## SET TASK
Exclude the pictures; give every entry again exactly as written.

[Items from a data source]
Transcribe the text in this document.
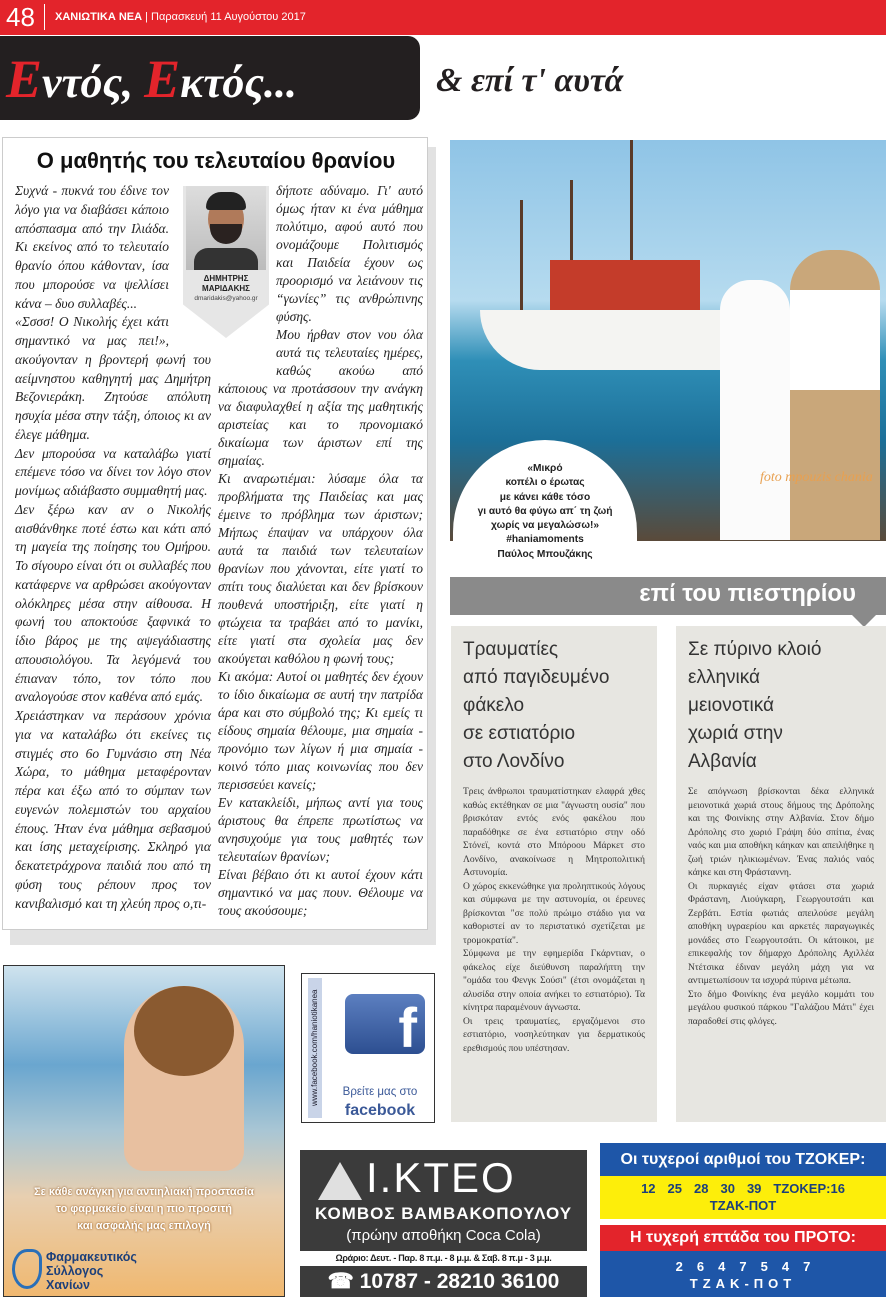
48 ΧΑΝΙΩΤΙΚΑ ΝΕΑ | Παρασκευή 11 Αυγούστου 2017
Εντός, Εκτός...	& επί τ' αυτά
Ο μαθητής του τελευταίου θρανίου
ΔΗΜΗΤΡΗΣ ΜΑΡΙΔΑΚΗΣ
dmaridakis@yahoo.gr

Συχνά - πυκνά του έδινε τον λόγο για να διαβάσει κάποιο απόσπασμα από την Ιλιάδα. Κι εκείνος από το τελευταίο θρανίο όπου κάθονταν, ίσα που μπορούσε να ψελλίσει κάνα – δυο συλλαβές...

«Σσσσ! Ο Νικολής έχει κάτι σημαντικό να μας πει!», ακούγονταν η βροντερή φωνή του αείμνηστου καθηγητή μας Δημήτρη Βεζονιεράκη. Ζητούσε απόλυτη ησυχία μέσα στην τάξη, όποιος κι αν έλεγε μάθημα.

Δεν μπορούσα να καταλάβω γιατί επέμενε τόσο να δίνει τον λόγο στον μονίμως αδιάβαστο συμμαθητή μας.

Δεν ξέρω καν αν ο Νικολής αισθάνθηκε ποτέ έστω και κάτι από τη μαγεία της ποίησης του Ομήρου. Το σίγουρο είναι ότι οι συλλαβές που κατάφερνε να αρθρώσει ακούγονταν ολόκληρες μέσα στην αίθουσα. Η φωνή του αποκτούσε ξαφνικά το ίδιο βάρος με της αψεγάδιαστης απουσιολόγου. Τα λεγόμενά του έπιαναν τόπο, τον τόπο που αναλογούσε στον καθένα από εμάς.

Χρειάστηκαν να περάσουν χρόνια για να καταλάβω ότι εκείνες τις στιγμές στο 6ο Γυμνάσιο στη Νέα Χώρα, το μάθημα μεταφέρονταν πέρα και έξω από το σύμπαν των ευγενών πολεμιστών του αρχαίου έπους. Ήταν ένα μάθημα σεβασμού και ίσης μεταχείρισης. Σκληρό για δεκατετράχρονα παιδιά που από τη φύση τους ρέπουν προς τον κανιβαλισμό και τη χλεύη προς ο,τι-

δήποτε αδύναμο. Γι' αυτό όμως ήταν κι ένα μάθημα πολύτιμο, αφού αυτό που ονομάζουμε Πολιτισμός και Παιδεία έχουν ως προορισμό να λειάνουν τις “γωνίες” τις ανθρώπινης φύσης.

Μου ήρθαν στον νου όλα αυτά τις τελευταίες ημέρες, καθώς ακούω από κάποιους να προτάσσουν την ανάγκη να διαφυλαχθεί η αξία της μαθητικής αριστείας και το προνομιακό δικαίωμα των άριστων επί της σημαίας.

Κι αναρωτιέμαι: λύσαμε όλα τα προβλήματα της Παιδείας και μας έμεινε το πρόβλημα των άριστων; Μήπως έπαψαν να υπάρχουν όλα αυτά τα παιδιά των τελευταίων θρανίων που χάνονται, είτε γιατί το σπίτι τους διαλύεται και δεν βρίσκουν πουθενά υποστήριξη, είτε γιατί η φτώχεια τα τραβάει από το μανίκι, είτε γιατί στα σχολεία μας δεν ακούγεται καθόλου η φωνή τους;

Κι ακόμα: Αυτοί οι μαθητές δεν έχουν το ίδιο δικαίωμα σε αυτή την πατρίδα άρα και στο σύμβολό της; Κι εμείς τι είδους σημαία θέλουμε, μια σημαία - προνόμιο των λίγων ή μια σημαία - κοινό τόπο μιας κοινωνίας που δεν περισσεύει κανείς;

Εν κατακλείδι, μήπως αντί για τους άριστους θα έπρεπε πρωτίστως να ανησυχούμε για τους μαθητές των τελευταίων θρανίων;

Είναι βέβαιο ότι κι αυτοί έχουν κάτι σημαντικό να μας πουν. Θέλουμε να τους ακούσουμε;

foto mpouzis chania
«Μικρό
κοπέλι ο έρωτας
με κάνει κάθε τόσο
γι αυτό θα φύγω απ΄ τη ζωή
χωρίς να μεγαλώσω!»
#haniamoments
Παύλος Μπουζάκης
επί του πιεστηρίου
Τραυματίες
από παγιδευμένο
φάκελο
σε εστιατόριο
στο Λονδίνο

Τρεις άνθρωποι τραυματίστηκαν ελαφρά χθες καθώς εκτέθηκαν σε μια "άγνωστη ουσία" που βρισκόταν εντός ενός φακέλου που παραδόθηκε σε ένα εστιατόριο στην οδό Στόνεϊ, κοντά στο Μπόρoου Μάρκετ στο Λονδίνο, ανακοίνωσε η Μητροπολιτική Αστυνομία.

Ο χώρος εκκενώθηκε για προληπτικούς λόγους και σύμφωνα με την αστυνομία, οι έρευνες βρίσκονται "σε πολύ πρώιμο στάδιο για να καθοριστεί αν το περιστατικό σχετίζεται με τρομοκρατία".

Σύμφωνα με την εφημερίδα Γκάρντιαν, ο φάκελος είχε διεύθυνση παραλήπτη την "ομάδα του Φενγκ Σούσι" (έτσι ονομάζεται η αλυσίδα στην οποία ανήκει το εστιατόριο). Τα κίνητρα παραμένουν άγνωστα.

Οι τρεις τραυματίες, εργαζόμενοι στο εστιατόριο, νοσηλεύτηκαν για δερματικούς ερεθισμούς που υπέστησαν.

Σε πύρινο κλοιό
ελληνικά
μειονοτικά
χωριά στην
Αλβανία

Σε απόγνωση βρίσκονται δέκα ελληνικά μειονοτικά χωριά στους δήμους της Δρόπολης και της Φοινίκης στην Αλβανία. Στον δήμο Δρόπολης στο χωριό Γράψη δύο σπίτια, ένας ναός και μια αποθήκη κάηκαν και απειλήθηκε η ζωή τριών ηλικιωμένων. Ένας παλιός ναός κάηκε και στη Φράσταννη.

Οι πυρκαγιές είχαν φτάσει στα χωριά Φράστανη, Λιούγκαρη, Γεωργουτσάτι και Ζερβάτι. Εστία φωτιάς απειλούσε μεγάλη αποθήκη υγραερίου και αρκετές παραγωγικές μονάδες στο Γεωργουτσάτι. Οι κάτοικοι, με επικεφαλής τον δήμαρχο Δρόπολης Αχιλλέα Ντέτσικα έδιναν μεγάλη μάχη για να αντιμετωπίσουν τα ισχυρά πύρινα μέτωπα.

Στο δήμο Φοινίκης ένα μεγάλο κομμάτι του μεγάλου φυσικού πάρκου "Γαλάζιου Μάτι" έχει παραδοθεί στις φλόγες.

Σε κάθε ανάγκη για αντιηλιακή προστασία
το φαρμακείο είναι η πιο προσιτή
και ασφαλής μας επιλογή
Φαρμακευτικός
Σύλλογος
Χανίων
www.facebook.com/haniotikanea	f
Βρείτε μας στο
facebook
Ι.ΚΤΕΟ
ΚΟΜΒΟΣ ΒΑΜΒΑΚΟΠΟΥΛΟΥ
(πρώην αποθήκη Coca Cola)
Ωράριο: Δευτ. - Παρ. 8 π.μ. - 8 μ.μ. & Σαβ. 8 π.μ - 3 μ.μ.
☎ 10787 - 28210 36100
Οι τυχεροί αριθμοί του ΤΖΟΚΕΡ:
12 25 28 30 39 ΤΖΟΚΕΡ:16
ΤΖΑΚ-ΠΟΤ
Η τυχερή επτάδα του ΠΡΟΤΟ:
2 6 4 7 5 4 7
ΤΖΑΚ-ΠΟΤ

## SOLUTION TO THIS TASK
Transcribe the text in this document.
48 ΧΑΝΙΩΤΙΚΑ ΝΕΑ | Παρασκευή 11 Αυγούστου 2017
Εντός, Εκτός...	& επί τ' αυτά
Ο μαθητής του τελευταίου θρανίου
ΔΗΜΗΤΡΗΣ ΜΑΡΙΔΑΚΗΣ
dmaridakis@yahoo.gr

Συχνά - πυκνά του έδινε τον λόγο για να διαβάσει κάποιο απόσπασμα από την Ιλιάδα. Κι εκείνος από το τελευταίο θρανίο όπου κάθονταν, ίσα που μπορούσε να ψελλίσει κάνα – δυο συλλαβές...

«Σσσσ! Ο Νικολής έχει κάτι σημαντικό να μας πει!», ακούγονταν η βροντερή φωνή του αείμνηστου καθηγητή μας Δημήτρη Βεζονιεράκη. Ζητούσε απόλυτη ησυχία μέσα στην τάξη, όποιος κι αν έλεγε μάθημα.

Δεν μπορούσα να καταλάβω γιατί επέμενε τόσο να δίνει τον λόγο στον μονίμως αδιάβαστο συμμαθητή μας.

Δεν ξέρω καν αν ο Νικολής αισθάνθηκε ποτέ έστω και κάτι από τη μαγεία της ποίησης του Ομήρου. Το σίγουρο είναι ότι οι συλλαβές που κατάφερνε να αρθρώσει ακούγονταν ολόκληρες μέσα στην αίθουσα. Η φωνή του αποκτούσε ξαφνικά το ίδιο βάρος με της αψεγάδιαστης απουσιολόγου. Τα λεγόμενά του έπιαναν τόπο, τον τόπο που αναλογούσε στον καθένα από εμάς.

Χρειάστηκαν να περάσουν χρόνια για να καταλάβω ότι εκείνες τις στιγμές στο 6ο Γυμνάσιο στη Νέα Χώρα, το μάθημα μεταφέρονταν πέρα και έξω από το σύμπαν των ευγενών πολεμιστών του αρχαίου έπους. Ήταν ένα μάθημα σεβασμού και ίσης μεταχείρισης. Σκληρό για δεκατετράχρονα παιδιά που από τη φύση τους ρέπουν προς τον κανιβαλισμό και τη χλεύη προς ο,τι-

δήποτε αδύναμο. Γι' αυτό όμως ήταν κι ένα μάθημα πολύτιμο, αφού αυτό που ονομάζουμε Πολιτισμός και Παιδεία έχουν ως προορισμό να λειάνουν τις “γωνίες” τις ανθρώπινης φύσης.

Μου ήρθαν στον νου όλα αυτά τις τελευταίες ημέρες, καθώς ακούω από κάποιους να προτάσσουν την ανάγκη να διαφυλαχθεί η αξία της μαθητικής αριστείας και το προνομιακό δικαίωμα των άριστων επί της σημαίας.

Κι αναρωτιέμαι: λύσαμε όλα τα προβλήματα της Παιδείας και μας έμεινε το πρόβλημα των άριστων; Μήπως έπαψαν να υπάρχουν όλα αυτά τα παιδιά των τελευταίων θρανίων που χάνονται, είτε γιατί το σπίτι τους διαλύεται και δεν βρίσκουν πουθενά υποστήριξη, είτε γιατί η φτώχεια τα τραβάει από το μανίκι, είτε γιατί στα σχολεία μας δεν ακούγεται καθόλου η φωνή τους;

Κι ακόμα: Αυτοί οι μαθητές δεν έχουν το ίδιο δικαίωμα σε αυτή την πατρίδα άρα και στο σύμβολό της; Κι εμείς τι είδους σημαία θέλουμε, μια σημαία - προνόμιο των λίγων ή μια σημαία - κοινό τόπο μιας κοινωνίας που δεν περισσεύει κανείς;

Εν κατακλείδι, μήπως αντί για τους άριστους θα έπρεπε πρωτίστως να ανησυχούμε για τους μαθητές των τελευταίων θρανίων;

Είναι βέβαιο ότι κι αυτοί έχουν κάτι σημαντικό να μας πουν. Θέλουμε να τους ακούσουμε;

foto mpouzis chania
«Μικρό
κοπέλι ο έρωτας
με κάνει κάθε τόσο
γι αυτό θα φύγω απ΄ τη ζωή
χωρίς να μεγαλώσω!»
#haniamoments
Παύλος Μπουζάκης
επί του πιεστηρίου
Τραυματίες
από παγιδευμένο
φάκελο
σε εστιατόριο
στο Λονδίνο

Τρεις άνθρωποι τραυματίστηκαν ελαφρά χθες καθώς εκτέθηκαν σε μια "άγνωστη ουσία" που βρισκόταν εντός ενός φακέλου που παραδόθηκε σε ένα εστιατόριο στην οδό Στόνεϊ, κοντά στο Μπόρoου Μάρκετ στο Λονδίνο, ανακοίνωσε η Μητροπολιτική Αστυνομία.

Ο χώρος εκκενώθηκε για προληπτικούς λόγους και σύμφωνα με την αστυνομία, οι έρευνες βρίσκονται "σε πολύ πρώιμο στάδιο για να καθοριστεί αν το περιστατικό σχετίζεται με τρομοκρατία".

Σύμφωνα με την εφημερίδα Γκάρντιαν, ο φάκελος είχε διεύθυνση παραλήπτη την "ομάδα του Φενγκ Σούσι" (έτσι ονομάζεται η αλυσίδα στην οποία ανήκει το εστιατόριο). Τα κίνητρα παραμένουν άγνωστα.

Οι τρεις τραυματίες, εργαζόμενοι στο εστιατόριο, νοσηλεύτηκαν για δερματικούς ερεθισμούς που υπέστησαν.

Σε πύρινο κλοιό
ελληνικά
μειονοτικά
χωριά στην
Αλβανία

Σε απόγνωση βρίσκονται δέκα ελληνικά μειονοτικά χωριά στους δήμους της Δρόπολης και της Φοινίκης στην Αλβανία. Στον δήμο Δρόπολης στο χωριό Γράψη δύο σπίτια, ένας ναός και μια αποθήκη κάηκαν και απειλήθηκε η ζωή τριών ηλικιωμένων. Ένας παλιός ναός κάηκε και στη Φράσταννη.

Οι πυρκαγιές είχαν φτάσει στα χωριά Φράστανη, Λιούγκαρη, Γεωργουτσάτι και Ζερβάτι. Εστία φωτιάς απειλούσε μεγάλη αποθήκη υγραερίου και αρκετές παραγωγικές μονάδες στο Γεωργουτσάτι. Οι κάτοικοι, με επικεφαλής τον δήμαρχο Δρόπολης Αχιλλέα Ντέτσικα έδιναν μεγάλη μάχη για να αντιμετωπίσουν τα ισχυρά πύρινα μέτωπα.

Στο δήμο Φοινίκης ένα μεγάλο κομμάτι του μεγάλου φυσικού πάρκου "Γαλάζιου Μάτι" έχει παραδοθεί στις φλόγες.

Σε κάθε ανάγκη για αντιηλιακή προστασία
το φαρμακείο είναι η πιο προσιτή
και ασφαλής μας επιλογή
Φαρμακευτικός
Σύλλογος
Χανίων
www.facebook.com/haniotikanea	f
Βρείτε μας στο
facebook
Ι.ΚΤΕΟ
ΚΟΜΒΟΣ ΒΑΜΒΑΚΟΠΟΥΛΟΥ
(πρώην αποθήκη Coca Cola)
Ωράριο: Δευτ. - Παρ. 8 π.μ. - 8 μ.μ. & Σαβ. 8 π.μ - 3 μ.μ.
☎ 10787 - 28210 36100
Οι τυχεροί αριθμοί του ΤΖΟΚΕΡ:
12 25 28 30 39 ΤΖΟΚΕΡ:16
ΤΖΑΚ-ΠΟΤ
Η τυχερή επτάδα του ΠΡΟΤΟ:
2 6 4 7 5 4 7
ΤΖΑΚ-ΠΟΤ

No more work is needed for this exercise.